### What needs to be done
From the records below, return every line containing the word "Immunizations".

[Document page transcript entries]
......

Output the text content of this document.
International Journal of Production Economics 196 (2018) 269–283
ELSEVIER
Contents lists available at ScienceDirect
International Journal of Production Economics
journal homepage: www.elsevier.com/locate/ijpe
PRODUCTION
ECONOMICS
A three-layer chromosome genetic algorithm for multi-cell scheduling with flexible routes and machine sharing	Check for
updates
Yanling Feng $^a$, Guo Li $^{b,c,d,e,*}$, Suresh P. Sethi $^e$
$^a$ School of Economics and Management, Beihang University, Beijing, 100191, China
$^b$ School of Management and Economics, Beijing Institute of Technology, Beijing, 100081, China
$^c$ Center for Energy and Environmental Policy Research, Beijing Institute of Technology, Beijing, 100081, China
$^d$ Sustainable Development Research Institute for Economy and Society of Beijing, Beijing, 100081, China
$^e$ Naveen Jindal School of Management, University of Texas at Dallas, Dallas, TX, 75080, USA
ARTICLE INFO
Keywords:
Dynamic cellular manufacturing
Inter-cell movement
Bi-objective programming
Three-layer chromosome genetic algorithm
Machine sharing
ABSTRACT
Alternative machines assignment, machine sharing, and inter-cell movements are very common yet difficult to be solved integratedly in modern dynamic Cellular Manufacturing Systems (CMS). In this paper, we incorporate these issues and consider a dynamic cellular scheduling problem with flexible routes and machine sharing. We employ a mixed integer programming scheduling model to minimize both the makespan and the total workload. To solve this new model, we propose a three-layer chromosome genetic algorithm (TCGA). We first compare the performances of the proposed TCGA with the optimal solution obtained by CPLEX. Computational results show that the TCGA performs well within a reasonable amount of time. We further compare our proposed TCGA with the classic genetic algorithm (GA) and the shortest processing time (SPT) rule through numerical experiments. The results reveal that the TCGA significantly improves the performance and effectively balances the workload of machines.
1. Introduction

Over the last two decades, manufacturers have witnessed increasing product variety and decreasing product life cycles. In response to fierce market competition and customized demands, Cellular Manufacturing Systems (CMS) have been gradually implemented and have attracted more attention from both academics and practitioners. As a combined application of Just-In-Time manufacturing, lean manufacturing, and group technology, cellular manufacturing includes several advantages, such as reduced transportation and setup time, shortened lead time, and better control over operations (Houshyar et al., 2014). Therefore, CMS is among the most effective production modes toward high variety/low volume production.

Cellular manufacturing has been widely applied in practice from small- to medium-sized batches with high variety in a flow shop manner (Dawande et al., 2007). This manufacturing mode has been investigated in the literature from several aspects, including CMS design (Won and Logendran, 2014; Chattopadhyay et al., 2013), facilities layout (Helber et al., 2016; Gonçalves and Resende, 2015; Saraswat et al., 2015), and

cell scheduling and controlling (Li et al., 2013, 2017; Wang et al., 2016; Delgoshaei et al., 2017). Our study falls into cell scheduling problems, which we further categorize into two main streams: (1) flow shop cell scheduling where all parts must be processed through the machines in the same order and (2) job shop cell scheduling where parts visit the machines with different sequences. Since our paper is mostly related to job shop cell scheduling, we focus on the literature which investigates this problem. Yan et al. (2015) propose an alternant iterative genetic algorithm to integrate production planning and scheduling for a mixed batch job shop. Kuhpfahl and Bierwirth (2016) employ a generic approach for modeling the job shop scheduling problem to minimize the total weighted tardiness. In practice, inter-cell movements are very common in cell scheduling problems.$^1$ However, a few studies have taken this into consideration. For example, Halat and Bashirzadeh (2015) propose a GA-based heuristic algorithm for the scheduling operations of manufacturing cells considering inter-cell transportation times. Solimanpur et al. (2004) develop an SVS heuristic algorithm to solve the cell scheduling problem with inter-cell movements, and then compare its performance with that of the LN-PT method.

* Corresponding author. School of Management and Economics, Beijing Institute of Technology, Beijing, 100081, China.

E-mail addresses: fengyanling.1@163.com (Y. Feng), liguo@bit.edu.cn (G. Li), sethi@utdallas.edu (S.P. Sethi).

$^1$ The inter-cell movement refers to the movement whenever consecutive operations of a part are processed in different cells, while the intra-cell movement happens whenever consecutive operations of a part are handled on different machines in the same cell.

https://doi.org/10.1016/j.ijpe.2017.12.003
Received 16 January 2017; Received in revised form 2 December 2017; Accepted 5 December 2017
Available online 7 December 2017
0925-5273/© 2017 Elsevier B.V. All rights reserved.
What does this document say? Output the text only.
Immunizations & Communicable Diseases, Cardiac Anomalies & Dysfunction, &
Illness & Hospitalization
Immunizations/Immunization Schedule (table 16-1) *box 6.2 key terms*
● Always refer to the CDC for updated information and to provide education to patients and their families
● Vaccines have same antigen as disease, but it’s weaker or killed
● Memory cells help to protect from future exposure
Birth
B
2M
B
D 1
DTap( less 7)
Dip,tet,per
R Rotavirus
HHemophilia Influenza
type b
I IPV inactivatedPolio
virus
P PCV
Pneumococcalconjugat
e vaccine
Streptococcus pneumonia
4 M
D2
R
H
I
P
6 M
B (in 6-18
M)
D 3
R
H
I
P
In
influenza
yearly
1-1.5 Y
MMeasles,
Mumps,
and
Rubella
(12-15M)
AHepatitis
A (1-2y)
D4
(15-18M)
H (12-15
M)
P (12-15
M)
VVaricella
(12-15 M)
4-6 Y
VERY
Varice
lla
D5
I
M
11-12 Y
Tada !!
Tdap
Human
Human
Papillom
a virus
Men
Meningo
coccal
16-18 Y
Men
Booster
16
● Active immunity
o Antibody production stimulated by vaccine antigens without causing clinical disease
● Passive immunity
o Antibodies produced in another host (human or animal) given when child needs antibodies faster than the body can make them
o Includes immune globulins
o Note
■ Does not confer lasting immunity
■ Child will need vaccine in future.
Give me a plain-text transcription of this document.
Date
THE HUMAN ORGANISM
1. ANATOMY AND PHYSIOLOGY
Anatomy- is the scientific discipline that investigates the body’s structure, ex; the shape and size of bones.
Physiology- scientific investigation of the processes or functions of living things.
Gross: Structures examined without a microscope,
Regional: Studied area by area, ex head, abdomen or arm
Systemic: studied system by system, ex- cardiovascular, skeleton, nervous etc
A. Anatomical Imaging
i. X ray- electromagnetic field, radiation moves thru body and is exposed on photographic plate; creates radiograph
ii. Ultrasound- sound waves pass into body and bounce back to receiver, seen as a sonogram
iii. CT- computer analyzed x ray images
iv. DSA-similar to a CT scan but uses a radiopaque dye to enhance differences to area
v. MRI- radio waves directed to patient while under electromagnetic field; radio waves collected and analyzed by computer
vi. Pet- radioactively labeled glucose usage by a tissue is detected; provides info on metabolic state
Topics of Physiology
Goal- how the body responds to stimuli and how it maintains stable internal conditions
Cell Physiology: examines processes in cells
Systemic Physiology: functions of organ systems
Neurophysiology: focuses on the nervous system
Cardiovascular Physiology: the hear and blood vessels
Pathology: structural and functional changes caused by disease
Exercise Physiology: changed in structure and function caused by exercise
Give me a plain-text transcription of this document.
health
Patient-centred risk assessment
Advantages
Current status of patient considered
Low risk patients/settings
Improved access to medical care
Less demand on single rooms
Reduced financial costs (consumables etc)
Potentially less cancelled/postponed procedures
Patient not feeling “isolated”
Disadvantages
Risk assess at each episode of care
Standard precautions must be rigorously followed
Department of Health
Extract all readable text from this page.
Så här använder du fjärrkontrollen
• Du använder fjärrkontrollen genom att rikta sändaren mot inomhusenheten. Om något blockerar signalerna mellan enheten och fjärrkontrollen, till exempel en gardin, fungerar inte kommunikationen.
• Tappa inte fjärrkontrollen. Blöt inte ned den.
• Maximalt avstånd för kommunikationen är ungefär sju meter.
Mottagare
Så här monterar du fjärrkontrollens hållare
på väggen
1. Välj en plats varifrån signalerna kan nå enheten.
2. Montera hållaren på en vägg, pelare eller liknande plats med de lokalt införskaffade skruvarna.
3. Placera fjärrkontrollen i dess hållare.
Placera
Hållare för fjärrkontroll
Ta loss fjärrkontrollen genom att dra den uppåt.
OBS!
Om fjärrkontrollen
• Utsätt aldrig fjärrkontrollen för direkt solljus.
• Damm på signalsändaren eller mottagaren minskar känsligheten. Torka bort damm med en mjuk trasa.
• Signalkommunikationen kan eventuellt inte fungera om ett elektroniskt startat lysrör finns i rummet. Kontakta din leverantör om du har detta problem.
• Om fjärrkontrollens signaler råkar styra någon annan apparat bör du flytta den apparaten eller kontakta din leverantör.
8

......

### Response box
Immunizations & Communicable Diseases, Cardiac Anomalies & Dysfunction, &
Immunizations/Immunization Schedule (table 16-1) *box 6.2 key terms*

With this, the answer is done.